# ENTRIES start

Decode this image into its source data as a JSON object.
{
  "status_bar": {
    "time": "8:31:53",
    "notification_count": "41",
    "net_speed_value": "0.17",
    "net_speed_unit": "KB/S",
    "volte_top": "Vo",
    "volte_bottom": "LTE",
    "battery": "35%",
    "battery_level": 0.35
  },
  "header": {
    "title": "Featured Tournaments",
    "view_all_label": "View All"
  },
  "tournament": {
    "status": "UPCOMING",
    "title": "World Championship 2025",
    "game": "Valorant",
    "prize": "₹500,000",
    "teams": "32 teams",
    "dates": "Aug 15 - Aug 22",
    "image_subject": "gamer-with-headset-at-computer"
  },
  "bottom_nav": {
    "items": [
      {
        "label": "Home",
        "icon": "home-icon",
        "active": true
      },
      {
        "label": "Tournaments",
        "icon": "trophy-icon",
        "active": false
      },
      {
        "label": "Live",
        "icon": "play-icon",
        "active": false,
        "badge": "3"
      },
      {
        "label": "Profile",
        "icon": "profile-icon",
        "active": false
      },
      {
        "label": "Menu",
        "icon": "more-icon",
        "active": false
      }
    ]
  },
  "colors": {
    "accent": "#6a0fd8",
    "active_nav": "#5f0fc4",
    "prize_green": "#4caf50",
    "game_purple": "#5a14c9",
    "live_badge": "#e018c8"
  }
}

# ENTRIES end

**WORK TO DO**
Restate every entry word for word.

**RESPONSE TO THE TASK**
Decode this image into its source data as a JSON object.
{
  "status_bar": {
    "time": "8:31:53",
    "notification_count": "41",
    "net_speed_value": "0.17",
    "net_speed_unit": "KB/S",
    "volte_top": "Vo",
    "volte_bottom": "LTE",
    "battery": "35%",
    "battery_level": 0.35
  },
  "header": {
    "title": "Featured Tournaments",
    "view_all_label": "View All"
  },
  "tournament": {
    "status": "UPCOMING",
    "title": "World Championship 2025",
    "game": "Valorant",
    "prize": "₹500,000",
    "teams": "32 teams",
    "dates": "Aug 15 - Aug 22",
    "image_subject": "gamer-with-headset-at-computer"
  },
  "bottom_nav": {
    "items": [
      {
        "label": "Home",
        "icon": "home-icon",
        "active": true
      },
      {
        "label": "Tournaments",
        "icon": "trophy-icon",
        "active": false
      },
      {
        "label": "Live",
        "icon": "play-icon",
        "active": false,
        "badge": "3"
      },
      {
        "label": "Profile",
        "icon": "profile-icon",
        "active": false
      },
      {
        "label": "Menu",
        "icon": "more-icon",
        "active": false
      }
    ]
  },
  "colors": {
    "accent": "#6a0fd8",
    "active_nav": "#5f0fc4",
    "prize_green": "#4caf50",
    "game_purple": "#5a14c9",
    "live_badge": "#e018c8"
  }
}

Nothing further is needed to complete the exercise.